- The task: Copy out the records below, from their first line up to and including the line with "bahan-table <box>40 481 938 1009</box>".

- Dataset records:

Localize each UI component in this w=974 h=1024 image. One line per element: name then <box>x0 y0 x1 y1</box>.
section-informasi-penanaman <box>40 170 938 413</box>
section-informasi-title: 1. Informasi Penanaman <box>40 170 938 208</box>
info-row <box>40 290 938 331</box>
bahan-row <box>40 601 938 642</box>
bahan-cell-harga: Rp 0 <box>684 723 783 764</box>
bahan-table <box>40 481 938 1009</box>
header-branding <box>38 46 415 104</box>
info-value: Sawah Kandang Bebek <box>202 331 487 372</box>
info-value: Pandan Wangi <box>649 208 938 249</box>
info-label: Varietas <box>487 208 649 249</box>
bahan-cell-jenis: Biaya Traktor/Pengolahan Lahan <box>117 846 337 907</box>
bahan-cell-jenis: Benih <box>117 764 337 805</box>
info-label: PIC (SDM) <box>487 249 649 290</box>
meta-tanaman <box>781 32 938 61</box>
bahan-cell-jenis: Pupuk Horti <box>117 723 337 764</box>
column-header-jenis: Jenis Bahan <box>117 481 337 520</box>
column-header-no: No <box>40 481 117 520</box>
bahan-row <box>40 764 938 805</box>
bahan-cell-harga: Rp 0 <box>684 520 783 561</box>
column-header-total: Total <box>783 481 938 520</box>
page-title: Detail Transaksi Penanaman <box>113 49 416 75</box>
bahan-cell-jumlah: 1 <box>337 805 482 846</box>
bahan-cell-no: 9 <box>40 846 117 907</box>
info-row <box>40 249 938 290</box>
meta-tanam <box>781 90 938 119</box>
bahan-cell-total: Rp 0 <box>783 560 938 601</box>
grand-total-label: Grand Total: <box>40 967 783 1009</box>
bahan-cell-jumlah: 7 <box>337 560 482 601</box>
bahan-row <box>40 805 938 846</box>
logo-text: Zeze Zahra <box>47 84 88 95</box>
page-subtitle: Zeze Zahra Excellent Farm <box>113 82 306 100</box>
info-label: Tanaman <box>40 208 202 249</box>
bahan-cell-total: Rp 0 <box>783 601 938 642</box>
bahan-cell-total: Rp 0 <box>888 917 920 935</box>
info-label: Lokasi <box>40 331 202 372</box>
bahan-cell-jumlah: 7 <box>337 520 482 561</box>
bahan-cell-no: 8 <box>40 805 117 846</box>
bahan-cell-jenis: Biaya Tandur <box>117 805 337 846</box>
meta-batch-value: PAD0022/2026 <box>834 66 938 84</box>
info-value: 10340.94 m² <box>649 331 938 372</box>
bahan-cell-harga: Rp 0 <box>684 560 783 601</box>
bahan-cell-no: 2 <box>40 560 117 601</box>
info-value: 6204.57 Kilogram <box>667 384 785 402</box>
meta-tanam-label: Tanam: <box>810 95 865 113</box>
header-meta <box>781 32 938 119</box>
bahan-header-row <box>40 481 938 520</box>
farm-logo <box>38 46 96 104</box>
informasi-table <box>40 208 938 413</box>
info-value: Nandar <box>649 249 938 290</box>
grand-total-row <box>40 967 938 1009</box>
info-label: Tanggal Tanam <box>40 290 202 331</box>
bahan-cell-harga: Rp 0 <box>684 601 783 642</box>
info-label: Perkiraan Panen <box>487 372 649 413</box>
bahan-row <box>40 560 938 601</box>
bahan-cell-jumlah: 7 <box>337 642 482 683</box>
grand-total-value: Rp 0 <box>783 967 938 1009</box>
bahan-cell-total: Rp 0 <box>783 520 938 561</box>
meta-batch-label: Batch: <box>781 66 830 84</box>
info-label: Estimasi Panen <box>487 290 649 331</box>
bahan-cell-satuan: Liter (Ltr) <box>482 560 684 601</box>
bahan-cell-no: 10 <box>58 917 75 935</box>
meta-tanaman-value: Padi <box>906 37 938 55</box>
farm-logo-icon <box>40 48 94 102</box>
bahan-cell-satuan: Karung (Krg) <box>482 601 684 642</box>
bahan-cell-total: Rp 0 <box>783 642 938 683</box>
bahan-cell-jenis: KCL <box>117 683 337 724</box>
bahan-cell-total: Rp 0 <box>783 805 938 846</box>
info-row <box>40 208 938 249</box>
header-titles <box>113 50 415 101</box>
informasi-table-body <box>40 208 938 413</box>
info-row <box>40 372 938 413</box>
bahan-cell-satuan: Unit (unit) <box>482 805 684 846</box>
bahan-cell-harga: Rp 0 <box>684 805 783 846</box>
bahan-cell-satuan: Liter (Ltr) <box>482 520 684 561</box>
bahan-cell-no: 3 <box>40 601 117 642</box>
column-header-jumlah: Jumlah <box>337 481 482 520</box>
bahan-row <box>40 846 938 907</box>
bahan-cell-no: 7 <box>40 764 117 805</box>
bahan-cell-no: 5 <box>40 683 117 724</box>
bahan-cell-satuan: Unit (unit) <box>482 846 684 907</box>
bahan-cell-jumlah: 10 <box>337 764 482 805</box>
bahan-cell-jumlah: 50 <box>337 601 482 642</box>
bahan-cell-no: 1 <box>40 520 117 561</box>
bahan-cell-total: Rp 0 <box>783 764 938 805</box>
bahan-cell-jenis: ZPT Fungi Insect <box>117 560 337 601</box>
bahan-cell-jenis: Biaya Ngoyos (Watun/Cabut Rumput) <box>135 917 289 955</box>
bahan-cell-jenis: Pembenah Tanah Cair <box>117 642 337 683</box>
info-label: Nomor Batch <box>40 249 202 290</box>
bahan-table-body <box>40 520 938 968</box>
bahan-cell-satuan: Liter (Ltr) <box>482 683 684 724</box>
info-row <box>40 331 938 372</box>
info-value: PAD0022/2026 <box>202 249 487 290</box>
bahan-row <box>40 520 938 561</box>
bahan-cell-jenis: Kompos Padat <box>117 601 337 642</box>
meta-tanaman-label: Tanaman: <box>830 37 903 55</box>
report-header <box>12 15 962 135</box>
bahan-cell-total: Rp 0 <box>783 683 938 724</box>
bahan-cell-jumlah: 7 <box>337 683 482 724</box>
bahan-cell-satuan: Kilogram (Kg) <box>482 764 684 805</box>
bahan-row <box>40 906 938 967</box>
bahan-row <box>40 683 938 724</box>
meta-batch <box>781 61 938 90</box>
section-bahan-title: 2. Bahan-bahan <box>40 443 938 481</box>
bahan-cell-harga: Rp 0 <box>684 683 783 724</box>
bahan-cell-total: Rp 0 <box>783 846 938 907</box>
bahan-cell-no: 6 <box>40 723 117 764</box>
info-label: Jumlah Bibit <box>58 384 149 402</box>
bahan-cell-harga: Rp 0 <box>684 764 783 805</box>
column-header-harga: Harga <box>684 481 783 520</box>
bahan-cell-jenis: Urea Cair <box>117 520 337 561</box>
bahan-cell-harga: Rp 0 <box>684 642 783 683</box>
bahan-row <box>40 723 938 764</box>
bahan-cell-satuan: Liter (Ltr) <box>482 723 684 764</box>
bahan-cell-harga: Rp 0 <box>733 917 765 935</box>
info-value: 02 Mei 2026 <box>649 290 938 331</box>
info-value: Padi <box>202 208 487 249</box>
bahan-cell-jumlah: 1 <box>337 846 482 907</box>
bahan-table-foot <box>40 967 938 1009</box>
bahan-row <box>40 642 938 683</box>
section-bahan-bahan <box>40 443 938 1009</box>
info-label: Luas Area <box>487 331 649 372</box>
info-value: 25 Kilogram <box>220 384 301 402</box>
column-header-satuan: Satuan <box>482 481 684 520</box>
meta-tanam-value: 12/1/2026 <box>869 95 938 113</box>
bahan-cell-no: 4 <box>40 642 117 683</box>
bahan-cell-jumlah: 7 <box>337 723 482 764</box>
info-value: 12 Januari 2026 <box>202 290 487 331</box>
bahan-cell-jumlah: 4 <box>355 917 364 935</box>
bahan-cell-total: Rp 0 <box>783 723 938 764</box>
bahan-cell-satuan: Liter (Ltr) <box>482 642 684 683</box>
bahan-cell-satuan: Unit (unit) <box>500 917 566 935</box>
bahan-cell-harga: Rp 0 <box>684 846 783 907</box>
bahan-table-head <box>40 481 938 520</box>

- Completed task:
Localize each UI component in this w=974 h=1024 image. One line per element: name then <box>x0 y0 x1 y1</box>.
section-informasi-penanaman <box>40 170 938 413</box>
section-informasi-title: 1. Informasi Penanaman <box>40 170 938 208</box>
info-row <box>40 290 938 331</box>
bahan-row <box>40 601 938 642</box>
bahan-cell-harga: Rp 0 <box>684 723 783 764</box>
bahan-table <box>40 481 938 1009</box>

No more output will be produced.